**Written problem:** Copy every line that holds "Services".

[Dataset records]
========

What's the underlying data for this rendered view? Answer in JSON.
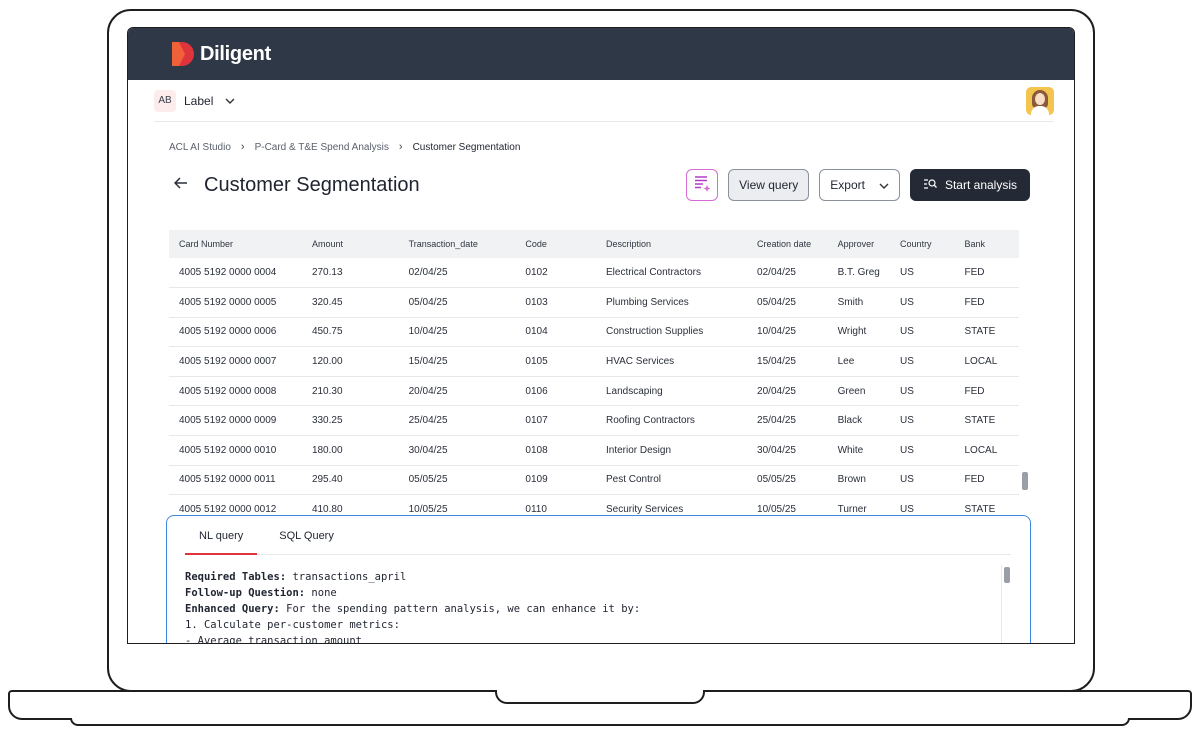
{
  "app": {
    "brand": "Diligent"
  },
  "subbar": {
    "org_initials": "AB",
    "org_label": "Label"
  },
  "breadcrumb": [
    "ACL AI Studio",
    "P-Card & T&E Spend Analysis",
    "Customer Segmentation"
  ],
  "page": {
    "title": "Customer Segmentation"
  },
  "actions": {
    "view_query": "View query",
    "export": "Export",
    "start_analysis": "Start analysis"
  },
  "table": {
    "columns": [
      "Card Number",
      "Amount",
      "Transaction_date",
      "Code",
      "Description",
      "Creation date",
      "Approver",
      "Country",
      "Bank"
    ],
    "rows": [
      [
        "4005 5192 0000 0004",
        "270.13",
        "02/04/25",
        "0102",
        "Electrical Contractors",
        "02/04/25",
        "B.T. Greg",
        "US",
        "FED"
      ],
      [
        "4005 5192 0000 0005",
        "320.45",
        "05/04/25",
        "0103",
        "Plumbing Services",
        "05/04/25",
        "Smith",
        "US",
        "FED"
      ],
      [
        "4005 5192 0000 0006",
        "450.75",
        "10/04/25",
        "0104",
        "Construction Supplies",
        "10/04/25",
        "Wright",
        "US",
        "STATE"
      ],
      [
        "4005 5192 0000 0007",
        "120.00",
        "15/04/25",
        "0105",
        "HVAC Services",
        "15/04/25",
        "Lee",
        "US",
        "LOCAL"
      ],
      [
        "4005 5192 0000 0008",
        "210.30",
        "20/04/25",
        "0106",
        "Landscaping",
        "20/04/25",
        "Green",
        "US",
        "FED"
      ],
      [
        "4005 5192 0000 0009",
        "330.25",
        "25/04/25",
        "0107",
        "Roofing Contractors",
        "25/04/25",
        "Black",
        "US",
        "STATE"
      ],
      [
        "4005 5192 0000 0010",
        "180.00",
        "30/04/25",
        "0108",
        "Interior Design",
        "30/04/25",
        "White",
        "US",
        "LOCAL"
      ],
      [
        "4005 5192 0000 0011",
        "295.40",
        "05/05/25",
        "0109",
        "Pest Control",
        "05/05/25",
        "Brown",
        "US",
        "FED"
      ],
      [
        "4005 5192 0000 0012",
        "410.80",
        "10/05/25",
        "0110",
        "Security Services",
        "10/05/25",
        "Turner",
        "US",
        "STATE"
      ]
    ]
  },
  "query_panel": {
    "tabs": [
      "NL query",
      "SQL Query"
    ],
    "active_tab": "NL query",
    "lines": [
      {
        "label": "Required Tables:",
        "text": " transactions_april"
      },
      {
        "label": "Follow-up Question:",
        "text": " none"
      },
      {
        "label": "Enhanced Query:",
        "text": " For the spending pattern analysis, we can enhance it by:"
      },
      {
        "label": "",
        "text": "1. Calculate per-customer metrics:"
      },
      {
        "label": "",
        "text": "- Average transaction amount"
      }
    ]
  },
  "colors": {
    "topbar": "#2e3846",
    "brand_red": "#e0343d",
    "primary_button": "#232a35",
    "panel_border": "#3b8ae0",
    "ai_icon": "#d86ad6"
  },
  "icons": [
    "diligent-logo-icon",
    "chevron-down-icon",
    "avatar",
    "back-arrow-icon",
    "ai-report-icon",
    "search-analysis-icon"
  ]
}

========

**Exercise answer:**
        "Plumbing Services",
        "HVAC Services",
        "Security Services",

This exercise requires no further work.